Extracted data entries
----

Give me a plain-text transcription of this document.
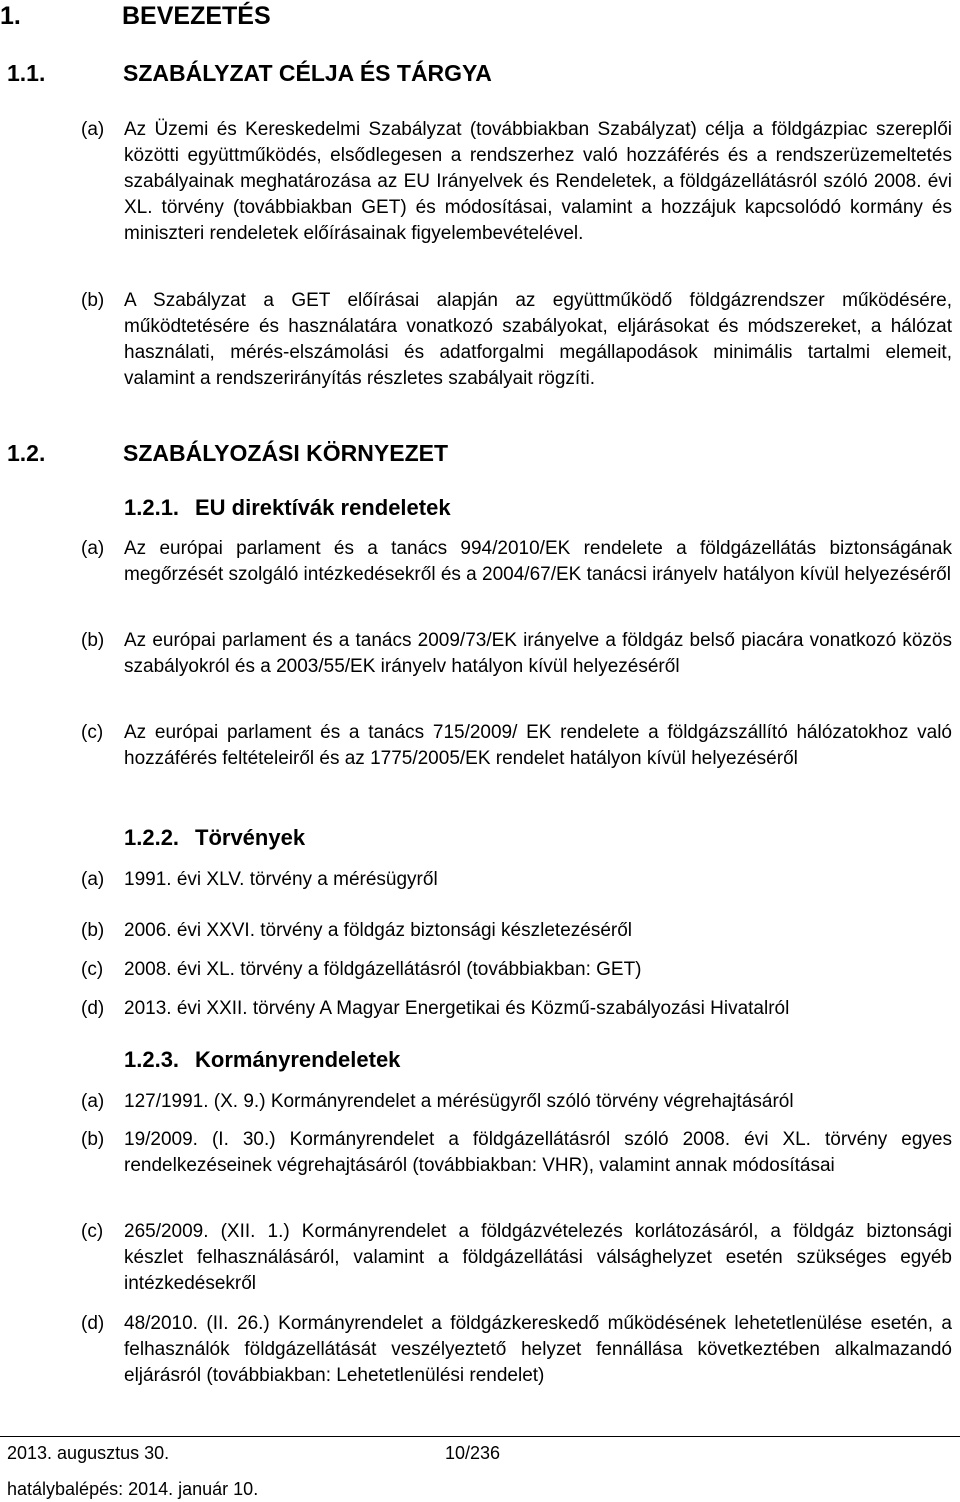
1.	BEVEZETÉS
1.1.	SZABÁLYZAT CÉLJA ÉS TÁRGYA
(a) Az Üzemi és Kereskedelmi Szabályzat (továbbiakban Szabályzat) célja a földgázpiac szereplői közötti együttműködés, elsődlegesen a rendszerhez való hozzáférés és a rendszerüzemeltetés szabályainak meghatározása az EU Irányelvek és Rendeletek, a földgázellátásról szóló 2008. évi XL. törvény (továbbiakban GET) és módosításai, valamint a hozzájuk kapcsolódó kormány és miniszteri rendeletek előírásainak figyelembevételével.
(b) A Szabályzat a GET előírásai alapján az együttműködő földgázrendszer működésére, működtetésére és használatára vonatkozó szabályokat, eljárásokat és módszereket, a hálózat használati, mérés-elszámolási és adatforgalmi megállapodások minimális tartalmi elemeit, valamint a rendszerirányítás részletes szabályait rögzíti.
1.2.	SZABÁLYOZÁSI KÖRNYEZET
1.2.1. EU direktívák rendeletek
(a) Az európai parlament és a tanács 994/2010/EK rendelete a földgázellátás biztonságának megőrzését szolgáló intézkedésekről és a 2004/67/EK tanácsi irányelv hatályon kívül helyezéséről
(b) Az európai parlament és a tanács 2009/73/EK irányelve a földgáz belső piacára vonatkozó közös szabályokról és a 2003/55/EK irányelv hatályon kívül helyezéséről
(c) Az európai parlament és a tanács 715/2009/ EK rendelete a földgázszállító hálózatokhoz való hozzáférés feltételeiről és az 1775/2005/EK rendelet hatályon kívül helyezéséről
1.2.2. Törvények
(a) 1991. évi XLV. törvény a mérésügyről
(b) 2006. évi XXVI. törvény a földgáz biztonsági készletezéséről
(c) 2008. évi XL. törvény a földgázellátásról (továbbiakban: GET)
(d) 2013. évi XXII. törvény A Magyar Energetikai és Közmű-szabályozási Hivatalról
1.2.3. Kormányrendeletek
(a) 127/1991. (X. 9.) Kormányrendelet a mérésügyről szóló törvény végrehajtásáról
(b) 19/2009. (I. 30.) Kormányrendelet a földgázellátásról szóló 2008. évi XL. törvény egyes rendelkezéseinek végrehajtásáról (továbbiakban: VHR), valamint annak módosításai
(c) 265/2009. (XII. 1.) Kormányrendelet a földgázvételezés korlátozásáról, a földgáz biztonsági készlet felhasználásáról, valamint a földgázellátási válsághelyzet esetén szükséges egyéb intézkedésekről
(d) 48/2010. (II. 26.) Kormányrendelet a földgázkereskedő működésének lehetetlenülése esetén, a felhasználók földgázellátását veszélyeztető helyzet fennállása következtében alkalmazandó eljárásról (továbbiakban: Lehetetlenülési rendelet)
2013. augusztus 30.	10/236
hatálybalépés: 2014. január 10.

----

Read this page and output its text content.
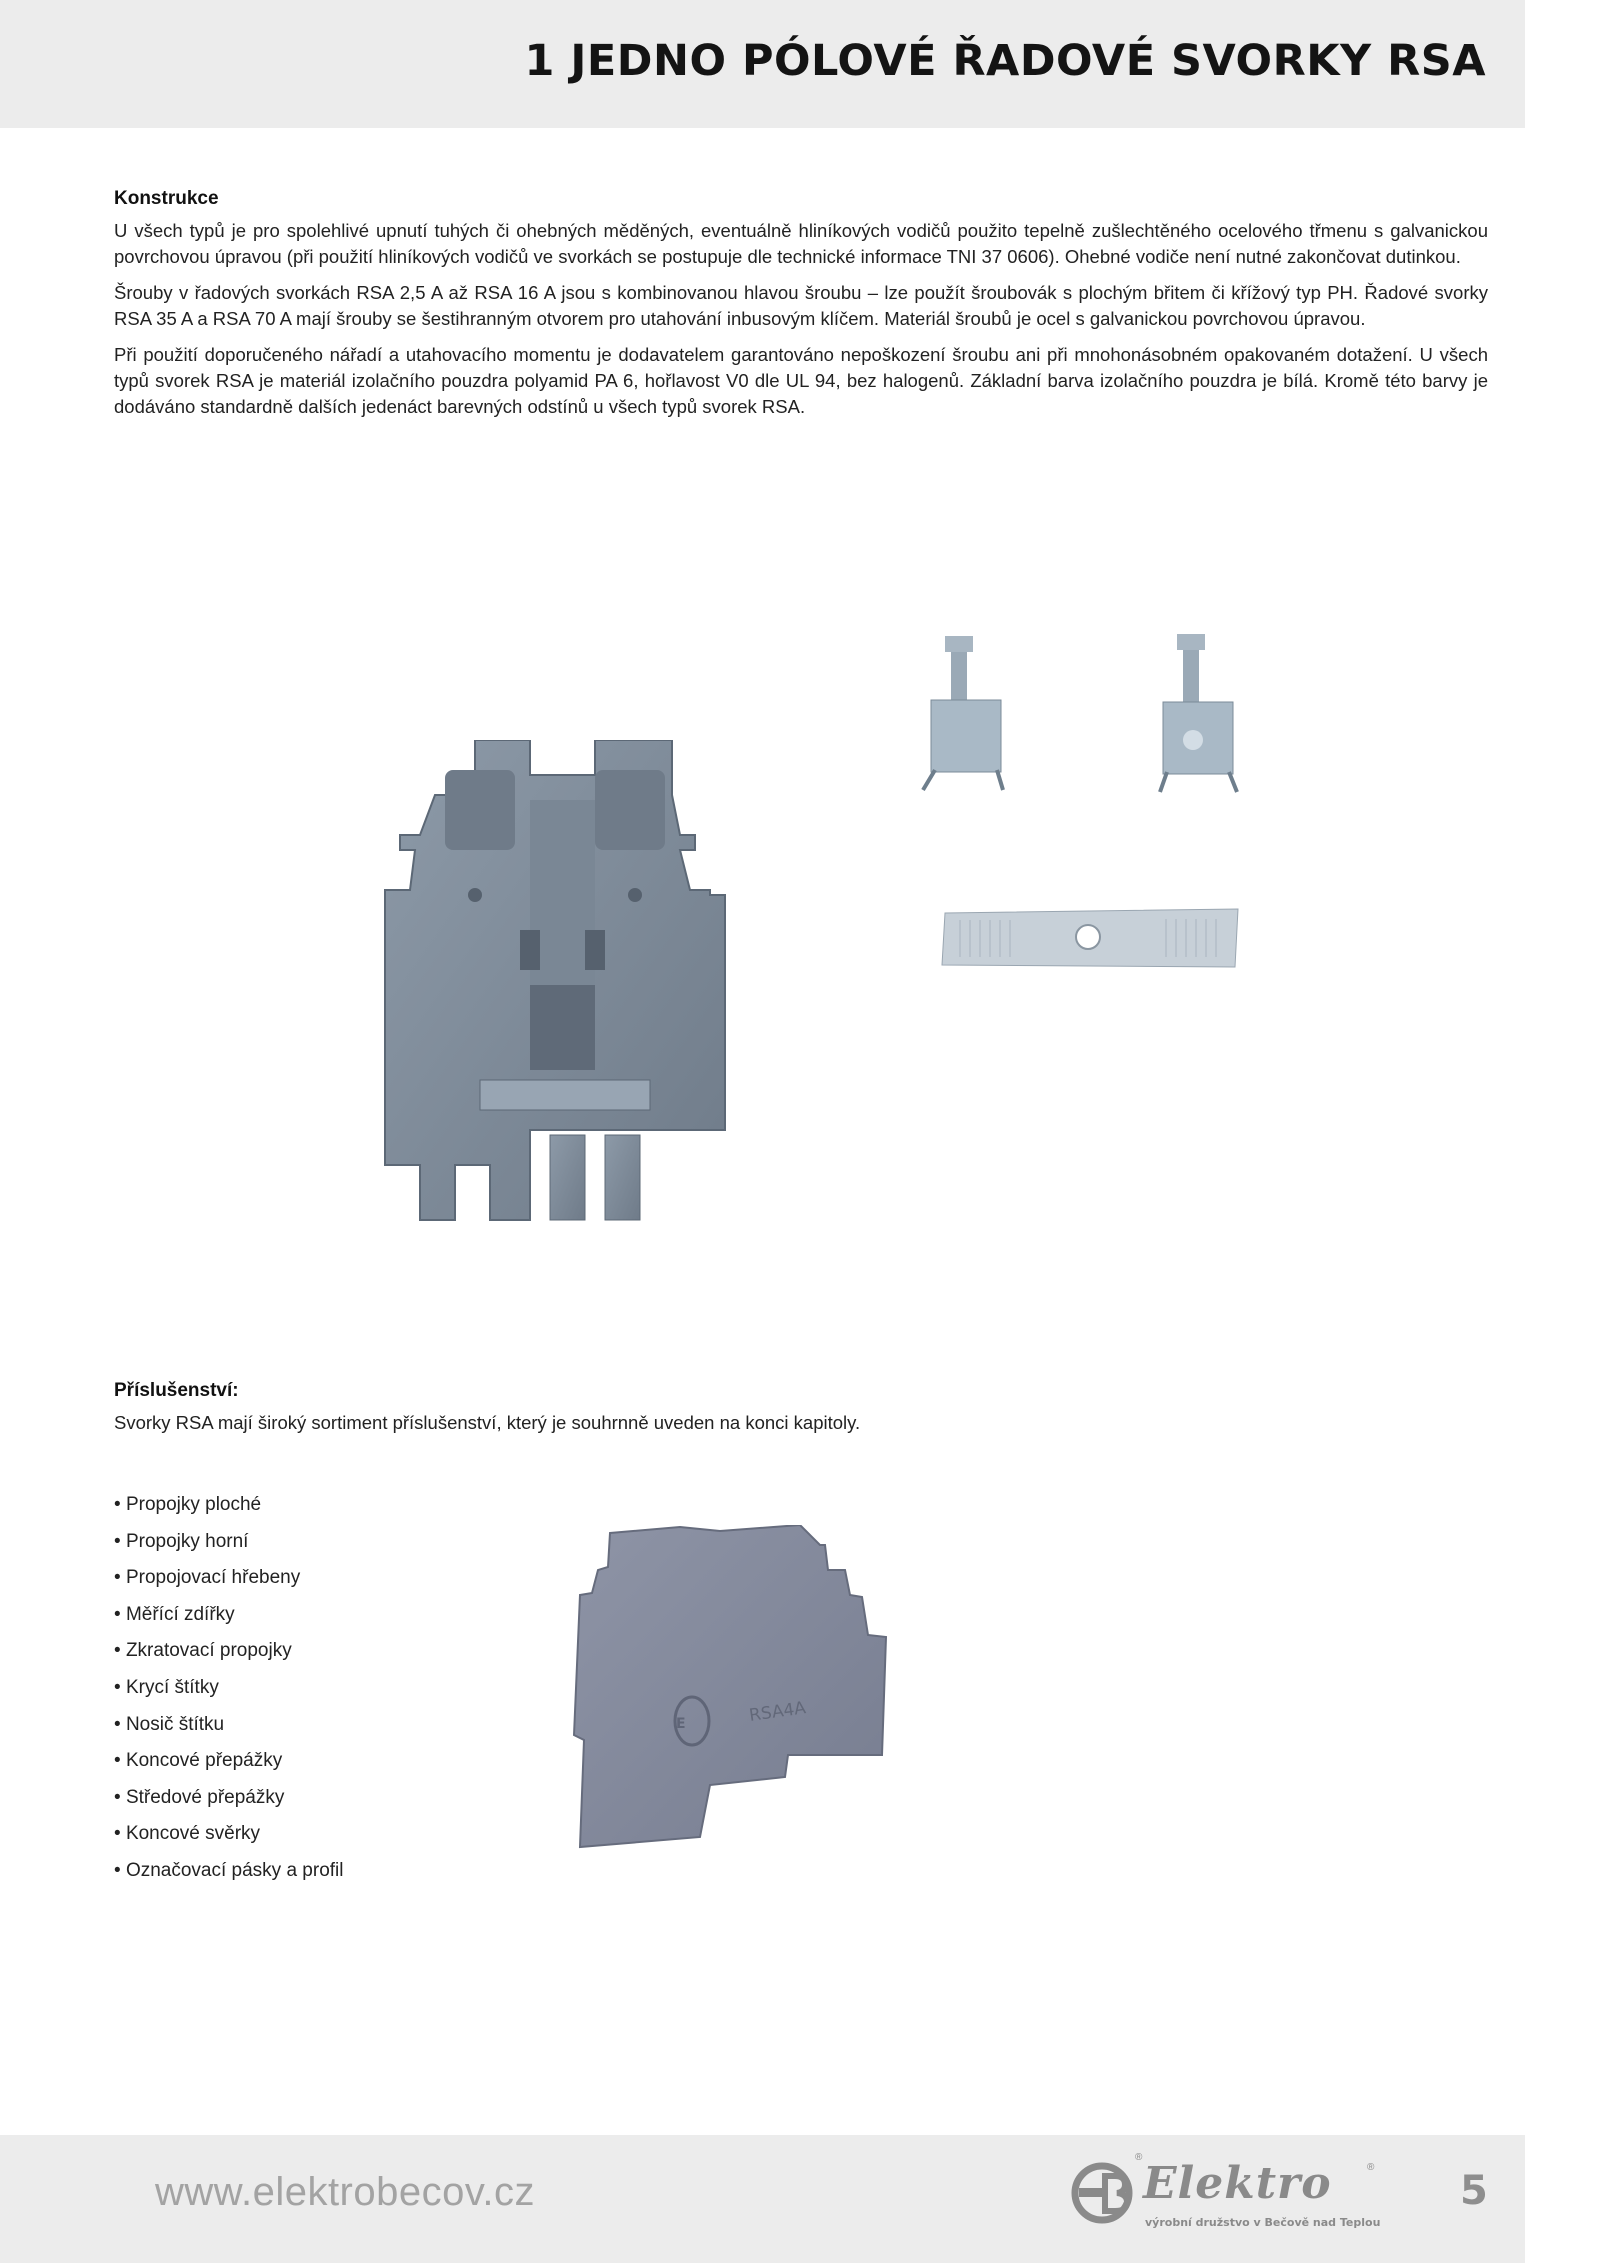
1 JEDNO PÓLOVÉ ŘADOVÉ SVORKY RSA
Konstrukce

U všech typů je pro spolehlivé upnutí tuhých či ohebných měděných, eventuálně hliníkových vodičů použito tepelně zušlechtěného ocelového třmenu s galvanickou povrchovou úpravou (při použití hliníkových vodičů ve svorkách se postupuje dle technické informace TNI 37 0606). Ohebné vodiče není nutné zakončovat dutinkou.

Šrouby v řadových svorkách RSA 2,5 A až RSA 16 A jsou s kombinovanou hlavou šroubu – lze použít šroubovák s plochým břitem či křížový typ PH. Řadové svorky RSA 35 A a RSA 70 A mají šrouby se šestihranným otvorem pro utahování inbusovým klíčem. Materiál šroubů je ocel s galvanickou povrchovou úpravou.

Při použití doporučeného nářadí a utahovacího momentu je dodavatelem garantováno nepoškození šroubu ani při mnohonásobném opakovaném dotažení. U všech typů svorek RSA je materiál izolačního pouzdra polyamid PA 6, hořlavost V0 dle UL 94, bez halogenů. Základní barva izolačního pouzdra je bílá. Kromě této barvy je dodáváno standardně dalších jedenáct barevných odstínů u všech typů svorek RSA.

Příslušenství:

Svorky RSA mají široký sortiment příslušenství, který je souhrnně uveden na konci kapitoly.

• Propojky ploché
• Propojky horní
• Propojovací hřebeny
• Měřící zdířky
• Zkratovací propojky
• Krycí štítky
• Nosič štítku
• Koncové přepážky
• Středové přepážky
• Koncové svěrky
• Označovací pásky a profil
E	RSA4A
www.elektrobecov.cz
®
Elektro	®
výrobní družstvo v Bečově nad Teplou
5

----

*WHAT THE TASK ASKS*. For each line of the listing that holds the word "text", show that line.

*WORKED ANSWER*.
Give me a plain-text transcription of this document.
Read this page and output its text content.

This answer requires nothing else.